Your instructions - In the listing below, pick out lines with "following".

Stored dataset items
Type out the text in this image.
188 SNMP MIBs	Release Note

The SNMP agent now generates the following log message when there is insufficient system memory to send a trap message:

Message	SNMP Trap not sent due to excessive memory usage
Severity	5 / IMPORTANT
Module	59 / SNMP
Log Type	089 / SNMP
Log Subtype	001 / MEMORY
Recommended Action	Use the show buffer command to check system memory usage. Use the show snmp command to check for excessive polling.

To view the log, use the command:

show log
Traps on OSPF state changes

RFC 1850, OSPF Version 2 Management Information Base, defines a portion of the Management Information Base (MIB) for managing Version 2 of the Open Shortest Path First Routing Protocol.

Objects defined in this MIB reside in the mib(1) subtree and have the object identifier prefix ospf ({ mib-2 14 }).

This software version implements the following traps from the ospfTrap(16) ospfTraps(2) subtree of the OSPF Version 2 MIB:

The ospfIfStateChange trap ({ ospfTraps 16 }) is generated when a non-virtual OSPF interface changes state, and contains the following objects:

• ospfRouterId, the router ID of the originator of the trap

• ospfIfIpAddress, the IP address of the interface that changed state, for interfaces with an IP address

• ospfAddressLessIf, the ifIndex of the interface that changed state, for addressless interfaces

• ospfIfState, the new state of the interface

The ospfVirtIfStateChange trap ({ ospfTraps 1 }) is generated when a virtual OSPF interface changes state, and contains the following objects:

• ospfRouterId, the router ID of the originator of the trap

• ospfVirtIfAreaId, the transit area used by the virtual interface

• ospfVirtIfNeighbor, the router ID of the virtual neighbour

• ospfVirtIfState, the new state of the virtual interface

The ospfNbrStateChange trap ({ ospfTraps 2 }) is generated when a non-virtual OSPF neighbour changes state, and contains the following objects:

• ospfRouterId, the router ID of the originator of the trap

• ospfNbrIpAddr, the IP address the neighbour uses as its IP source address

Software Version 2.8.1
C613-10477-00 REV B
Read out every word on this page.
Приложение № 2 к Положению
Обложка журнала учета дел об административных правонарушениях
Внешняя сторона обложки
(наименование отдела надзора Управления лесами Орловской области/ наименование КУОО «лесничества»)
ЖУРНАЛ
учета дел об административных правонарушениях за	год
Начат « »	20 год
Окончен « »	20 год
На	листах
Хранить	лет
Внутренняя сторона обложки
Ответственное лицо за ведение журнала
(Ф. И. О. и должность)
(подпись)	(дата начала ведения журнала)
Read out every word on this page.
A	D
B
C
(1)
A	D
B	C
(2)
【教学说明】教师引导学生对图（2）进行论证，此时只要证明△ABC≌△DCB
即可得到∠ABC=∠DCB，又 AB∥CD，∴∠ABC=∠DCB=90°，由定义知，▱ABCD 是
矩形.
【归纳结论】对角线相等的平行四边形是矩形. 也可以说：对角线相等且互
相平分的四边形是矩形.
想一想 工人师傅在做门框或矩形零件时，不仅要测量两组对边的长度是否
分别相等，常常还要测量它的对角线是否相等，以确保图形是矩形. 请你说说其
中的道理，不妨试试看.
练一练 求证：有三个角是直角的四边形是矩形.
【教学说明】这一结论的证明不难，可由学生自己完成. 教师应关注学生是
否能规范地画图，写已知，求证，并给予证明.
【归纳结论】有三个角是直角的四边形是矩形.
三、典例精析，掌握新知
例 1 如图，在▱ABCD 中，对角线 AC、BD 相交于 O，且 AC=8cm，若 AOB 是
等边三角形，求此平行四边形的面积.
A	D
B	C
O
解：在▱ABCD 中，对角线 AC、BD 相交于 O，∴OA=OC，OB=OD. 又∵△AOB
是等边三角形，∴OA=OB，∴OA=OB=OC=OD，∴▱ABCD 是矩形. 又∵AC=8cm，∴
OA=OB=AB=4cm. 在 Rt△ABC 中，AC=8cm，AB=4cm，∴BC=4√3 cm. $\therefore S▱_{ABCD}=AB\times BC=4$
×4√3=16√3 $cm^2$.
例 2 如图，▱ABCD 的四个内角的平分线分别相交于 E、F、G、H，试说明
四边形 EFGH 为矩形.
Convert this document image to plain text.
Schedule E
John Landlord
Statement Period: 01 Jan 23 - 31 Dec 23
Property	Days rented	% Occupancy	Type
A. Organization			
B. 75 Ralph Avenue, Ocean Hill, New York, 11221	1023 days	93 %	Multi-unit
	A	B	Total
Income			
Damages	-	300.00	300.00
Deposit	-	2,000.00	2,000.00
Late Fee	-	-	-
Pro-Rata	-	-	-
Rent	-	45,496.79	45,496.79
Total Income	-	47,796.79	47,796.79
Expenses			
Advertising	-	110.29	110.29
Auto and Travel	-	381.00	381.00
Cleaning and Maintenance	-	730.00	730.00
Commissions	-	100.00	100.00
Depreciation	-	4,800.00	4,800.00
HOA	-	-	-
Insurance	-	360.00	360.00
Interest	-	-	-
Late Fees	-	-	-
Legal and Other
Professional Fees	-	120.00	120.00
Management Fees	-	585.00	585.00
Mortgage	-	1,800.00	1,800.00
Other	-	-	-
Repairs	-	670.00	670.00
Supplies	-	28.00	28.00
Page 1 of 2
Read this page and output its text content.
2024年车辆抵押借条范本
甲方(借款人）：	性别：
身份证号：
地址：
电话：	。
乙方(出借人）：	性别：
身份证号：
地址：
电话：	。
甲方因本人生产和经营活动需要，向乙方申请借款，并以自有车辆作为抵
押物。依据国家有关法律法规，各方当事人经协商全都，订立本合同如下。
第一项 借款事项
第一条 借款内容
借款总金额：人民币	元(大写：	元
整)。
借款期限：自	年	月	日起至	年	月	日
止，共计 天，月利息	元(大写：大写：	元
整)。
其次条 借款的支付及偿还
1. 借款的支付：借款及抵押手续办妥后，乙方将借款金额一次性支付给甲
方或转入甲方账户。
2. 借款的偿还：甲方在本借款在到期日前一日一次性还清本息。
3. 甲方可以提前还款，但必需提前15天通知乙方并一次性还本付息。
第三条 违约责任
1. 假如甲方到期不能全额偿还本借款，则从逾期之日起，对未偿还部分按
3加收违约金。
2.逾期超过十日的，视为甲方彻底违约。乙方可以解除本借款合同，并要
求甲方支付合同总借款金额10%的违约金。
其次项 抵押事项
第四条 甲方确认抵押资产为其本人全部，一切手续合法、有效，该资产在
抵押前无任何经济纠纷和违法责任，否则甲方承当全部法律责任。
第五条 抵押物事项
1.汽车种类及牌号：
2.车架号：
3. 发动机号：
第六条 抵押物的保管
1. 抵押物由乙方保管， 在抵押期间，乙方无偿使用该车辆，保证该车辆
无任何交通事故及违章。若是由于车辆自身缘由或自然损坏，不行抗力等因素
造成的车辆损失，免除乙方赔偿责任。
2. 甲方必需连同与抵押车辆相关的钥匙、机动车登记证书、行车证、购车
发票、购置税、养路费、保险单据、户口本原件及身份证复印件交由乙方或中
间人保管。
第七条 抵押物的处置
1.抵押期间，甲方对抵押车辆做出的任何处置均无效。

Result of this exercise -
The SNMP agent now generates the following log message when there is insufficient system memory to send a trap message:
This software version implements the following traps from the ospfTrap(16) ospfTraps(2) subtree of the OSPF Version 2 MIB:
The ospfIfStateChange trap ({ ospfTraps 16 }) is generated when a non-virtual OSPF interface changes state, and contains the following objects:
The ospfVirtIfStateChange trap ({ ospfTraps 1 }) is generated when a virtual OSPF interface changes state, and contains the following objects:
The ospfNbrStateChange trap ({ ospfTraps 2 }) is generated when a non-virtual OSPF neighbour changes state, and contains the following objects:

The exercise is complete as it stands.